> Given exercise
Reproduce all records exactly.

> Dataset
★ ★ ★ ★
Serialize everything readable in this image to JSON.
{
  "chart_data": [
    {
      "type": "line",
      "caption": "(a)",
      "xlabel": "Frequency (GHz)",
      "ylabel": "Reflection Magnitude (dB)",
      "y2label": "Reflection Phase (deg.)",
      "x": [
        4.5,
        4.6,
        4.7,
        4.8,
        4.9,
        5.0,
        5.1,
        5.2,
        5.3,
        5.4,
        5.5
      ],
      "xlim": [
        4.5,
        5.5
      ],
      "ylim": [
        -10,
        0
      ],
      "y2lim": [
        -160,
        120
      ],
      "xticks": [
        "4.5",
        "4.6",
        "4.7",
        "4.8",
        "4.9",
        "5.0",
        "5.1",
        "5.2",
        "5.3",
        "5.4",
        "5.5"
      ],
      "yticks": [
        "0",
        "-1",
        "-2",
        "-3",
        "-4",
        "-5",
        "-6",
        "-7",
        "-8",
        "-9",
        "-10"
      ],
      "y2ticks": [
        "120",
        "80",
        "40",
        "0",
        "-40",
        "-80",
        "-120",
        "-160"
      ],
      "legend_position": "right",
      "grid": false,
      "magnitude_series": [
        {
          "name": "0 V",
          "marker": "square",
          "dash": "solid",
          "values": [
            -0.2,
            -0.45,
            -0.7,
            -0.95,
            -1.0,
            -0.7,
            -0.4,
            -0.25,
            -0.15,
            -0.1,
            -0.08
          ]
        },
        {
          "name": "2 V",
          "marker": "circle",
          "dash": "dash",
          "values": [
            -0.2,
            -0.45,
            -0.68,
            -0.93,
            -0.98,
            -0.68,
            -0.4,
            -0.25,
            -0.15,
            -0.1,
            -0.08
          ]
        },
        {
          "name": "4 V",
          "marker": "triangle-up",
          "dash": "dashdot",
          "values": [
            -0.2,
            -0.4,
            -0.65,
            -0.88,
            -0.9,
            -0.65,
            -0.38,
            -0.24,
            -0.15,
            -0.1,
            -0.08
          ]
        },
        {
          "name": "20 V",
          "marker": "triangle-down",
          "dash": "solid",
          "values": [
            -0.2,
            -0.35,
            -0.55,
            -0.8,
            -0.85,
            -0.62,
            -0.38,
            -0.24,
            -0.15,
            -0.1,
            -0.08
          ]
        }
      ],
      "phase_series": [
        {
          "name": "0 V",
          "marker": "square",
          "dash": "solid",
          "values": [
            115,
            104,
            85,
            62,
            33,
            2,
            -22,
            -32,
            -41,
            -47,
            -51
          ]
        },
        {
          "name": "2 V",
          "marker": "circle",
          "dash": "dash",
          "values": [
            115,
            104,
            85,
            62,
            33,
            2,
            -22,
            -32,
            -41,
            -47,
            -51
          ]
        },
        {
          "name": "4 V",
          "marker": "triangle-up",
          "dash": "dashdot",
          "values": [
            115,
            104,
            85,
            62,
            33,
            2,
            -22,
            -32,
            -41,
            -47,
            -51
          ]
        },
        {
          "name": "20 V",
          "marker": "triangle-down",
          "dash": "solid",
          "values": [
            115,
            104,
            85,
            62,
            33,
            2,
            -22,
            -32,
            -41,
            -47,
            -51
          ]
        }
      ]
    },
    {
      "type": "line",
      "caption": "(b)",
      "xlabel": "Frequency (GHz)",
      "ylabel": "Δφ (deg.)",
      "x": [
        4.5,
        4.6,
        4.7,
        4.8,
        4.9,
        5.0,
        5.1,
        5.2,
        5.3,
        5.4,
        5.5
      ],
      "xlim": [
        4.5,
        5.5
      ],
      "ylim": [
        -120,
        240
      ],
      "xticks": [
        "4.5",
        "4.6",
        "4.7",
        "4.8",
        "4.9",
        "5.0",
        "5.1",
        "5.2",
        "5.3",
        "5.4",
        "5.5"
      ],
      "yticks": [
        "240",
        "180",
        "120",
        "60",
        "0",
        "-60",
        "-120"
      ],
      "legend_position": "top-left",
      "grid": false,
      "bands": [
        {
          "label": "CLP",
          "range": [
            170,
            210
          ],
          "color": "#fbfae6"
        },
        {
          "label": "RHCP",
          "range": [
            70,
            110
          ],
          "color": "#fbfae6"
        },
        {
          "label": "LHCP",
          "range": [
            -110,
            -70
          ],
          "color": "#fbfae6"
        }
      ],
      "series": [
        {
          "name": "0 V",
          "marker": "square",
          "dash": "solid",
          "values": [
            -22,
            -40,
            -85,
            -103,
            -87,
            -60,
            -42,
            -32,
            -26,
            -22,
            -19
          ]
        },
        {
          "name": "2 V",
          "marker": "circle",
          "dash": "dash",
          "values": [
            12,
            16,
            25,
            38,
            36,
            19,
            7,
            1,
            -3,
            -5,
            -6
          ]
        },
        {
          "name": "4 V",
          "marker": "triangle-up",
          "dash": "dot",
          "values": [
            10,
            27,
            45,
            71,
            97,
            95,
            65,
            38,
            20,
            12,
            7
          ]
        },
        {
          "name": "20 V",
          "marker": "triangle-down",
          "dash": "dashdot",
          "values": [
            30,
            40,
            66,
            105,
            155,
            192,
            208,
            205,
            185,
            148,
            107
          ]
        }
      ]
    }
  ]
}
★ ★ ★ ★
> Solution below
Serialize everything readable in this image to JSON.
{
  "chart_data": [
    {
      "type": "line",
      "caption": "(a)",
      "xlabel": "Frequency (GHz)",
      "ylabel": "Reflection Magnitude (dB)",
      "y2label": "Reflection Phase (deg.)",
      "x": [
        4.5,
        4.6,
        4.7,
        4.8,
        4.9,
        5.0,
        5.1,
        5.2,
        5.3,
        5.4,
        5.5
      ],
      "xlim": [
        4.5,
        5.5
      ],
      "ylim": [
        -10,
        0
      ],
      "y2lim": [
        -160,
        120
      ],
      "xticks": [
        "4.5",
        "4.6",
        "4.7",
        "4.8",
        "4.9",
        "5.0",
        "5.1",
        "5.2",
        "5.3",
        "5.4",
        "5.5"
      ],
      "yticks": [
        "0",
        "-1",
        "-2",
        "-3",
        "-4",
        "-5",
        "-6",
        "-7",
        "-8",
        "-9",
        "-10"
      ],
      "y2ticks": [
        "120",
        "80",
        "40",
        "0",
        "-40",
        "-80",
        "-120",
        "-160"
      ],
      "legend_position": "right",
      "grid": false,
      "magnitude_series": [
        {
          "name": "0 V",
          "marker": "square",
          "dash": "solid",
          "values": [
            -0.2,
            -0.45,
            -0.7,
            -0.95,
            -1.0,
            -0.7,
            -0.4,
            -0.25,
            -0.15,
            -0.1,
            -0.08
          ]
        },
        {
          "name": "2 V",
          "marker": "circle",
          "dash": "dash",
          "values": [
            -0.2,
            -0.45,
            -0.68,
            -0.93,
            -0.98,
            -0.68,
            -0.4,
            -0.25,
            -0.15,
            -0.1,
            -0.08
          ]
        },
        {
          "name": "4 V",
          "marker": "triangle-up",
          "dash": "dashdot",
          "values": [
            -0.2,
            -0.4,
            -0.65,
            -0.88,
            -0.9,
            -0.65,
            -0.38,
            -0.24,
            -0.15,
            -0.1,
            -0.08
          ]
        },
        {
          "name": "20 V",
          "marker": "triangle-down",
          "dash": "solid",
          "values": [
            -0.2,
            -0.35,
            -0.55,
            -0.8,
            -0.85,
            -0.62,
            -0.38,
            -0.24,
            -0.15,
            -0.1,
            -0.08
          ]
        }
      ],
      "phase_series": [
        {
          "name": "0 V",
          "marker": "square",
          "dash": "solid",
          "values": [
            115,
            104,
            85,
            62,
            33,
            2,
            -22,
            -32,
            -41,
            -47,
            -51
          ]
        },
        {
          "name": "2 V",
          "marker": "circle",
          "dash": "dash",
          "values": [
            115,
            104,
            85,
            62,
            33,
            2,
            -22,
            -32,
            -41,
            -47,
            -51
          ]
        },
        {
          "name": "4 V",
          "marker": "triangle-up",
          "dash": "dashdot",
          "values": [
            115,
            104,
            85,
            62,
            33,
            2,
            -22,
            -32,
            -41,
            -47,
            -51
          ]
        },
        {
          "name": "20 V",
          "marker": "triangle-down",
          "dash": "solid",
          "values": [
            115,
            104,
            85,
            62,
            33,
            2,
            -22,
            -32,
            -41,
            -47,
            -51
          ]
        }
      ]
    },
    {
      "type": "line",
      "caption": "(b)",
      "xlabel": "Frequency (GHz)",
      "ylabel": "Δφ (deg.)",
      "x": [
        4.5,
        4.6,
        4.7,
        4.8,
        4.9,
        5.0,
        5.1,
        5.2,
        5.3,
        5.4,
        5.5
      ],
      "xlim": [
        4.5,
        5.5
      ],
      "ylim": [
        -120,
        240
      ],
      "xticks": [
        "4.5",
        "4.6",
        "4.7",
        "4.8",
        "4.9",
        "5.0",
        "5.1",
        "5.2",
        "5.3",
        "5.4",
        "5.5"
      ],
      "yticks": [
        "240",
        "180",
        "120",
        "60",
        "0",
        "-60",
        "-120"
      ],
      "legend_position": "top-left",
      "grid": false,
      "bands": [
        {
          "label": "CLP",
          "range": [
            170,
            210
          ],
          "color": "#fbfae6"
        },
        {
          "label": "RHCP",
          "range": [
            70,
            110
          ],
          "color": "#fbfae6"
        },
        {
          "label": "LHCP",
          "range": [
            -110,
            -70
          ],
          "color": "#fbfae6"
        }
      ],
      "series": [
        {
          "name": "0 V",
          "marker": "square",
          "dash": "solid",
          "values": [
            -22,
            -40,
            -85,
            -103,
            -87,
            -60,
            -42,
            -32,
            -26,
            -22,
            -19
          ]
        },
        {
          "name": "2 V",
          "marker": "circle",
          "dash": "dash",
          "values": [
            12,
            16,
            25,
            38,
            36,
            19,
            7,
            1,
            -3,
            -5,
            -6
          ]
        },
        {
          "name": "4 V",
          "marker": "triangle-up",
          "dash": "dot",
          "values": [
            10,
            27,
            45,
            71,
            97,
            95,
            65,
            38,
            20,
            12,
            7
          ]
        },
        {
          "name": "20 V",
          "marker": "triangle-down",
          "dash": "dashdot",
          "values": [
            30,
            40,
            66,
            105,
            155,
            192,
            208,
            205,
            185,
            148,
            107
          ]
        }
      ]
    }
  ]
}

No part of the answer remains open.